* BEGIN SUPPLIED MATERIAL *
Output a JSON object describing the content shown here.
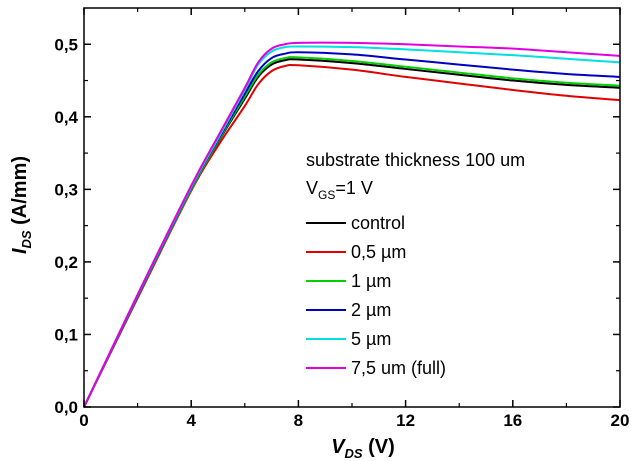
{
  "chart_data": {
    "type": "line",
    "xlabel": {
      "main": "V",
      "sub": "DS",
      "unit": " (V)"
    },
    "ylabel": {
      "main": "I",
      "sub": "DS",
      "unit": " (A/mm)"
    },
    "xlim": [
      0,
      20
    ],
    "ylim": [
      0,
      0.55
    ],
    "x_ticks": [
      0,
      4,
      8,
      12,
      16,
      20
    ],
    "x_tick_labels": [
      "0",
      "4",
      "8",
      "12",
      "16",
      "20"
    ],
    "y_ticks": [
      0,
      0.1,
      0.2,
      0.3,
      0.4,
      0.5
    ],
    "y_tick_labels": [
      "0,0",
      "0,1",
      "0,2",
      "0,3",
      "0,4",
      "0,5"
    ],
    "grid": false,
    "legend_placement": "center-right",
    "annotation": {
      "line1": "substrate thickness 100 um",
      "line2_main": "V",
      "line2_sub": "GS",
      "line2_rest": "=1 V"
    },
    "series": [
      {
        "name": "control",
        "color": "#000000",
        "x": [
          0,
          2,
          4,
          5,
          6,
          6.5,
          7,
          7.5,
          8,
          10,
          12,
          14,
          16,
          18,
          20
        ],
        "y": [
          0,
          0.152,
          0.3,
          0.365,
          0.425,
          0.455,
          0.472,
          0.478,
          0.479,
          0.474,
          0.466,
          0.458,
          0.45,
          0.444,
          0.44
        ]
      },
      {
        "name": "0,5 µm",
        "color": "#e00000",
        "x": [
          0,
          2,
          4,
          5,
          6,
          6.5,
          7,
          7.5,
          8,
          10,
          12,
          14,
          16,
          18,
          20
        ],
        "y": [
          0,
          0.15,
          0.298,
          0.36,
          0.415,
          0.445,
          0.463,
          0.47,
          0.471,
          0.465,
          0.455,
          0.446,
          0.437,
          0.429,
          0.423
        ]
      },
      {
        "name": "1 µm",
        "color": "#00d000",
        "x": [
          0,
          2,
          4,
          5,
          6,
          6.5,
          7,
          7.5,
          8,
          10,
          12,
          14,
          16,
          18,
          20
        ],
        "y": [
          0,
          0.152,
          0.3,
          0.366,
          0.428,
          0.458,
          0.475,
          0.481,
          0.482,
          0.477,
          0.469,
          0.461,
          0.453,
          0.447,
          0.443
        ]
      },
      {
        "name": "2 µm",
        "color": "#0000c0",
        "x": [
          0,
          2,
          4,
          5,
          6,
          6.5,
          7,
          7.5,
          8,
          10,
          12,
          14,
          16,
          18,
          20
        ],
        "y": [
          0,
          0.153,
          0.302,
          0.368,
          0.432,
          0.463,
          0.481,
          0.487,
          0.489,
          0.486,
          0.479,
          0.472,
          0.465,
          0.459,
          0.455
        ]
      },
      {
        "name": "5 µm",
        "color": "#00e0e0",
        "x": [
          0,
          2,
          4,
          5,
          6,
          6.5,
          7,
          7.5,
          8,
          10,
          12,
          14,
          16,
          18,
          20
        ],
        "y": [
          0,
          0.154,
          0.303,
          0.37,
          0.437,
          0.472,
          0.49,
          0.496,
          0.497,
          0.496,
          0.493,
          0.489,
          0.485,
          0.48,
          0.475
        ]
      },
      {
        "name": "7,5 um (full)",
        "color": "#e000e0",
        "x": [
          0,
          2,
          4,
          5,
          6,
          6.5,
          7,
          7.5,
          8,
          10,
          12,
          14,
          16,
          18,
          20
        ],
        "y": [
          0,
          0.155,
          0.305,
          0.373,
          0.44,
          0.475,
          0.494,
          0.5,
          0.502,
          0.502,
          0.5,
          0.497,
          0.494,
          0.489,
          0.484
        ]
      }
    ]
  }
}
* END SUPPLIED MATERIAL *
*WORK TO COMPLETE:*
Copy the data character for character, but drop all pictures from the copy.

*COMPLETE RESPONSE:*
Output a JSON object describing the content shown here.
{
  "chart_data": {
    "type": "line",
    "xlabel": {
      "main": "V",
      "sub": "DS",
      "unit": " (V)"
    },
    "ylabel": {
      "main": "I",
      "sub": "DS",
      "unit": " (A/mm)"
    },
    "xlim": [
      0,
      20
    ],
    "ylim": [
      0,
      0.55
    ],
    "x_ticks": [
      0,
      4,
      8,
      12,
      16,
      20
    ],
    "x_tick_labels": [
      "0",
      "4",
      "8",
      "12",
      "16",
      "20"
    ],
    "y_ticks": [
      0,
      0.1,
      0.2,
      0.3,
      0.4,
      0.5
    ],
    "y_tick_labels": [
      "0,0",
      "0,1",
      "0,2",
      "0,3",
      "0,4",
      "0,5"
    ],
    "grid": false,
    "legend_placement": "center-right",
    "annotation": {
      "line1": "substrate thickness 100 um",
      "line2_main": "V",
      "line2_sub": "GS",
      "line2_rest": "=1 V"
    },
    "series": [
      {
        "name": "control",
        "color": "#000000",
        "x": [
          0,
          2,
          4,
          5,
          6,
          6.5,
          7,
          7.5,
          8,
          10,
          12,
          14,
          16,
          18,
          20
        ],
        "y": [
          0,
          0.152,
          0.3,
          0.365,
          0.425,
          0.455,
          0.472,
          0.478,
          0.479,
          0.474,
          0.466,
          0.458,
          0.45,
          0.444,
          0.44
        ]
      },
      {
        "name": "0,5 µm",
        "color": "#e00000",
        "x": [
          0,
          2,
          4,
          5,
          6,
          6.5,
          7,
          7.5,
          8,
          10,
          12,
          14,
          16,
          18,
          20
        ],
        "y": [
          0,
          0.15,
          0.298,
          0.36,
          0.415,
          0.445,
          0.463,
          0.47,
          0.471,
          0.465,
          0.455,
          0.446,
          0.437,
          0.429,
          0.423
        ]
      },
      {
        "name": "1 µm",
        "color": "#00d000",
        "x": [
          0,
          2,
          4,
          5,
          6,
          6.5,
          7,
          7.5,
          8,
          10,
          12,
          14,
          16,
          18,
          20
        ],
        "y": [
          0,
          0.152,
          0.3,
          0.366,
          0.428,
          0.458,
          0.475,
          0.481,
          0.482,
          0.477,
          0.469,
          0.461,
          0.453,
          0.447,
          0.443
        ]
      },
      {
        "name": "2 µm",
        "color": "#0000c0",
        "x": [
          0,
          2,
          4,
          5,
          6,
          6.5,
          7,
          7.5,
          8,
          10,
          12,
          14,
          16,
          18,
          20
        ],
        "y": [
          0,
          0.153,
          0.302,
          0.368,
          0.432,
          0.463,
          0.481,
          0.487,
          0.489,
          0.486,
          0.479,
          0.472,
          0.465,
          0.459,
          0.455
        ]
      },
      {
        "name": "5 µm",
        "color": "#00e0e0",
        "x": [
          0,
          2,
          4,
          5,
          6,
          6.5,
          7,
          7.5,
          8,
          10,
          12,
          14,
          16,
          18,
          20
        ],
        "y": [
          0,
          0.154,
          0.303,
          0.37,
          0.437,
          0.472,
          0.49,
          0.496,
          0.497,
          0.496,
          0.493,
          0.489,
          0.485,
          0.48,
          0.475
        ]
      },
      {
        "name": "7,5 um (full)",
        "color": "#e000e0",
        "x": [
          0,
          2,
          4,
          5,
          6,
          6.5,
          7,
          7.5,
          8,
          10,
          12,
          14,
          16,
          18,
          20
        ],
        "y": [
          0,
          0.155,
          0.305,
          0.373,
          0.44,
          0.475,
          0.494,
          0.5,
          0.502,
          0.502,
          0.5,
          0.497,
          0.494,
          0.489,
          0.484
        ]
      }
    ]
  }
}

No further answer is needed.